Find the word "Überlegungen" in the listing; pull out each line holding it.

Dataset rows:
────────────────────────────────────────
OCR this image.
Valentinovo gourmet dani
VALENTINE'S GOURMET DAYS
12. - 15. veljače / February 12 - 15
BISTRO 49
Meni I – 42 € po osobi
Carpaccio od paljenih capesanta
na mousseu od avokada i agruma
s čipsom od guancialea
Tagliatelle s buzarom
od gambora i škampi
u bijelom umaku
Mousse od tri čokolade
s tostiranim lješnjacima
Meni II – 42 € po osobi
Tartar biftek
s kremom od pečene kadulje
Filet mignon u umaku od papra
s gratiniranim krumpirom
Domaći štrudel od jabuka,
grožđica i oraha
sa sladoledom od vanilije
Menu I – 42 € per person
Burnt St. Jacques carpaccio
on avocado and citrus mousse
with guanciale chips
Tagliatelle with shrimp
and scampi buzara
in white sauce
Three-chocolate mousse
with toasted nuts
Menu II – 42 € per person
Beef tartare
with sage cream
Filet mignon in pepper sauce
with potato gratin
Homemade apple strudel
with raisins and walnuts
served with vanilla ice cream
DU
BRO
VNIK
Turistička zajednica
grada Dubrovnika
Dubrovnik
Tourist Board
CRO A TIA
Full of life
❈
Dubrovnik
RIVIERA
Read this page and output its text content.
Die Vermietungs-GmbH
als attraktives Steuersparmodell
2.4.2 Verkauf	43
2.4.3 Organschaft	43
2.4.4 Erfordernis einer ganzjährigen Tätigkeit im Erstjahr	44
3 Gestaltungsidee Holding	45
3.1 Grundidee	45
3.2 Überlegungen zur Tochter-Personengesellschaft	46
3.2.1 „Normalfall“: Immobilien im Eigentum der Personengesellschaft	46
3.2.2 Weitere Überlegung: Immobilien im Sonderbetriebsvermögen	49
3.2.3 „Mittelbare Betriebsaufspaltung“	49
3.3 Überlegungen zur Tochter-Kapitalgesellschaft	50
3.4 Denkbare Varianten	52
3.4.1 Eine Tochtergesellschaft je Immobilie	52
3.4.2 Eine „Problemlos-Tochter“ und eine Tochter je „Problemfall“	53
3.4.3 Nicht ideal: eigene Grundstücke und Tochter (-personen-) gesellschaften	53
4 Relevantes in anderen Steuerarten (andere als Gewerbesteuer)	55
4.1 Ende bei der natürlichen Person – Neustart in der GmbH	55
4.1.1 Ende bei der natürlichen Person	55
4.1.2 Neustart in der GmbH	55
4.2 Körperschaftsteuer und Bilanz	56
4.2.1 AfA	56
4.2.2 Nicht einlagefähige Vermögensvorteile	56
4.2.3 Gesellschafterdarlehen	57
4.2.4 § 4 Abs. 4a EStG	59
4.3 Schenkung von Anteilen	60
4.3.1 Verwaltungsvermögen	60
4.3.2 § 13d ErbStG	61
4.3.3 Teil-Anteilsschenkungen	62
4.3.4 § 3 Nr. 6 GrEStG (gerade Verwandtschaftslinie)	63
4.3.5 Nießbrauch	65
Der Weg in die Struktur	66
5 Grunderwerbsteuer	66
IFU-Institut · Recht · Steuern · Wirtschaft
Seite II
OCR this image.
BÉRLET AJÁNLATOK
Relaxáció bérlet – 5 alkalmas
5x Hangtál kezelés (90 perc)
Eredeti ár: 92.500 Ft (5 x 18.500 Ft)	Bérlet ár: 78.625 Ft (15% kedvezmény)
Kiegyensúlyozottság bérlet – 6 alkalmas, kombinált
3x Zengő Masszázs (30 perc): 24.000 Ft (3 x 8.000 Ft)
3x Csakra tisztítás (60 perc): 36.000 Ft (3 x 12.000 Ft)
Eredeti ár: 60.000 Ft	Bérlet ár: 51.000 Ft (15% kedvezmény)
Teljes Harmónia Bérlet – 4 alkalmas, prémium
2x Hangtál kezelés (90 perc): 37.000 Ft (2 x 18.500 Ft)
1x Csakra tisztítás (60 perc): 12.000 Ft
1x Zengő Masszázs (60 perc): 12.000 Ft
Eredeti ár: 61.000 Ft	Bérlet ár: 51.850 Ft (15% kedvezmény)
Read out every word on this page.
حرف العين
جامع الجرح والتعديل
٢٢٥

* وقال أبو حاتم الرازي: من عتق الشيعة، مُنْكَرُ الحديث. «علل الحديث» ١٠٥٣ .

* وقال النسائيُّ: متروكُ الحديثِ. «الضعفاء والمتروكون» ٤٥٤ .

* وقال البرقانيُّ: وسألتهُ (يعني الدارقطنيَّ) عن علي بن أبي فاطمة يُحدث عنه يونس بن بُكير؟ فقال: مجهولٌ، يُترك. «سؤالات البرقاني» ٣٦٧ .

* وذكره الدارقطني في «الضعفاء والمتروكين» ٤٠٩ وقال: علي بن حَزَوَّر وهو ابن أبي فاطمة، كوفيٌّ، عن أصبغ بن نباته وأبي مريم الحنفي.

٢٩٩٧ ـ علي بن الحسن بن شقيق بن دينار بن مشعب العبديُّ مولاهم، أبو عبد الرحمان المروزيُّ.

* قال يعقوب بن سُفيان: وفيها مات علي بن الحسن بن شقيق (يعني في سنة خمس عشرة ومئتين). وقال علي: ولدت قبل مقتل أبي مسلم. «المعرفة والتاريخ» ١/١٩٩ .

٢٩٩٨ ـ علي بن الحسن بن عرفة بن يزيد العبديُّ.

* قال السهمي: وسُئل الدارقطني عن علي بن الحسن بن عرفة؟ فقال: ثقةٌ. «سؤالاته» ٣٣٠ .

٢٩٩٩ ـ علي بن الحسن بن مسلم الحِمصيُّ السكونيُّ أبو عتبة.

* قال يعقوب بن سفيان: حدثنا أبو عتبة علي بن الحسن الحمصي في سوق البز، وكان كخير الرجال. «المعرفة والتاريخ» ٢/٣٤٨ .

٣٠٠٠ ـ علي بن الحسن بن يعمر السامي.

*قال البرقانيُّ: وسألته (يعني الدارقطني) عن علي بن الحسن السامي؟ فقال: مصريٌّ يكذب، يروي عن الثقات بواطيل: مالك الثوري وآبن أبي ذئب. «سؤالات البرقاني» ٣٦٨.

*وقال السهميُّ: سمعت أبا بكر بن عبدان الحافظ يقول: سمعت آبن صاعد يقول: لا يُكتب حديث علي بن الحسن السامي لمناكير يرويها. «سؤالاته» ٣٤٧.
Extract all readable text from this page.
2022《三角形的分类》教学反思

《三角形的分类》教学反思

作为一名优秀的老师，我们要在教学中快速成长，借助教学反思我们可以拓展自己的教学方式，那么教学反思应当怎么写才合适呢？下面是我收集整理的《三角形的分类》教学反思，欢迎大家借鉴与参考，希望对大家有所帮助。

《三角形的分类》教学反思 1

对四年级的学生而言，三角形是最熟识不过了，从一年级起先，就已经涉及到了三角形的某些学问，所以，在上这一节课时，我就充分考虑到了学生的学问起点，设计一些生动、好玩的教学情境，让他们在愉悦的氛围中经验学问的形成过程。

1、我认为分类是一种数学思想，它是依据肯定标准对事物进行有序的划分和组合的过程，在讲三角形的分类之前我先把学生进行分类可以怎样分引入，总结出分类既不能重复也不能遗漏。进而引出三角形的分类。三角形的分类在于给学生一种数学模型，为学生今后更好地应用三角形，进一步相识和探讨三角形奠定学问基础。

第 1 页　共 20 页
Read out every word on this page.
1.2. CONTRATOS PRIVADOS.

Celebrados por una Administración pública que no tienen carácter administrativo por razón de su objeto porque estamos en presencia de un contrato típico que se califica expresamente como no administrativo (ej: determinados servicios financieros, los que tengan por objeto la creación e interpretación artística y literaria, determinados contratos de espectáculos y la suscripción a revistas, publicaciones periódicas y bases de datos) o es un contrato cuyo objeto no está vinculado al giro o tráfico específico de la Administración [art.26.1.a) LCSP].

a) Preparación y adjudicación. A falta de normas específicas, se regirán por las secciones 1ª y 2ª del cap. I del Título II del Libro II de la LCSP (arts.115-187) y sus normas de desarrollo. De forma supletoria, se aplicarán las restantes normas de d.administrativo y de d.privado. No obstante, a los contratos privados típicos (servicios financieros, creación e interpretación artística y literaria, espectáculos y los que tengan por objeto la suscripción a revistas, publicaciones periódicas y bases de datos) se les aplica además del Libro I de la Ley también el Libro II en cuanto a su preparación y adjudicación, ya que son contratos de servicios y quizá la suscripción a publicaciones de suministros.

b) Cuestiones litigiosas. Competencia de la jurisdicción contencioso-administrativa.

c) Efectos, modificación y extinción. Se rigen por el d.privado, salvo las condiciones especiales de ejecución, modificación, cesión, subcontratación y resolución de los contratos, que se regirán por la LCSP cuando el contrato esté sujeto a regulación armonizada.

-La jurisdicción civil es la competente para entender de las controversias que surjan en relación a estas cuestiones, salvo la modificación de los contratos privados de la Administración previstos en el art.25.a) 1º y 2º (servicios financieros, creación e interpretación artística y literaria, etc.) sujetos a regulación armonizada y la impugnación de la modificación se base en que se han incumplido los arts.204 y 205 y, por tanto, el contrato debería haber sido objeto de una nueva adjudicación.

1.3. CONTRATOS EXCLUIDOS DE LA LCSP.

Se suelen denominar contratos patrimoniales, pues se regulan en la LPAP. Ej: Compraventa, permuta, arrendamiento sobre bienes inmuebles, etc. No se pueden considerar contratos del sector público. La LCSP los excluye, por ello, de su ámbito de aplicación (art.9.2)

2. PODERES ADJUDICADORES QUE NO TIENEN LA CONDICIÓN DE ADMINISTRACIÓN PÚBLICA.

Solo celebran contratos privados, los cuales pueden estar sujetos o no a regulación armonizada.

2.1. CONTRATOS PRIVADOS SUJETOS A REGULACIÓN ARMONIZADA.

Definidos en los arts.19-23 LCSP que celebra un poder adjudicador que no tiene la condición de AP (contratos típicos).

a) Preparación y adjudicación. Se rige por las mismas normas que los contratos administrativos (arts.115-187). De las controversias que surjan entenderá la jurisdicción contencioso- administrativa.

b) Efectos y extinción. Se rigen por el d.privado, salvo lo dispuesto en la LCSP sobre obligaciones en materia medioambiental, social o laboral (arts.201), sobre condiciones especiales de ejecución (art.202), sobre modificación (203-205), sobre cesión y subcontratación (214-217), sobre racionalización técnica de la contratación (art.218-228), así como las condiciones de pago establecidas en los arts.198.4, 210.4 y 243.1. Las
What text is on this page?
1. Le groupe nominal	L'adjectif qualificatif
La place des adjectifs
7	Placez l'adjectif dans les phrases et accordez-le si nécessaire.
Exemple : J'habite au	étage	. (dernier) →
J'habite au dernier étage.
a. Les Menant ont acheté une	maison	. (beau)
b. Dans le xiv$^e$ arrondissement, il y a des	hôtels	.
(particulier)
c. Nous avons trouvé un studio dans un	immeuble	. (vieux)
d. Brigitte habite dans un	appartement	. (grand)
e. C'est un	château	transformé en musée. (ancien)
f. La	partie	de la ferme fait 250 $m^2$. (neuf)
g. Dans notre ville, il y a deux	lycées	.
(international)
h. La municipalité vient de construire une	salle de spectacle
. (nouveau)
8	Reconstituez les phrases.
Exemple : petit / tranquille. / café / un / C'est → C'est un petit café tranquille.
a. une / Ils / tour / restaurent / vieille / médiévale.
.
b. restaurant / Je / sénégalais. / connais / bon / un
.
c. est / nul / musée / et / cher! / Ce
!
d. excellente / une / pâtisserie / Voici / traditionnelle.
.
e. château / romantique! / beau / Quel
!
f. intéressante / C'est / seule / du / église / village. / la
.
────────────────────────────────────────
### Answer to this exercise
3.2 Überlegungen zur Tochter-Personengesellschaft	46
3.3 Überlegungen zur Tochter-Kapitalgesellschaft	50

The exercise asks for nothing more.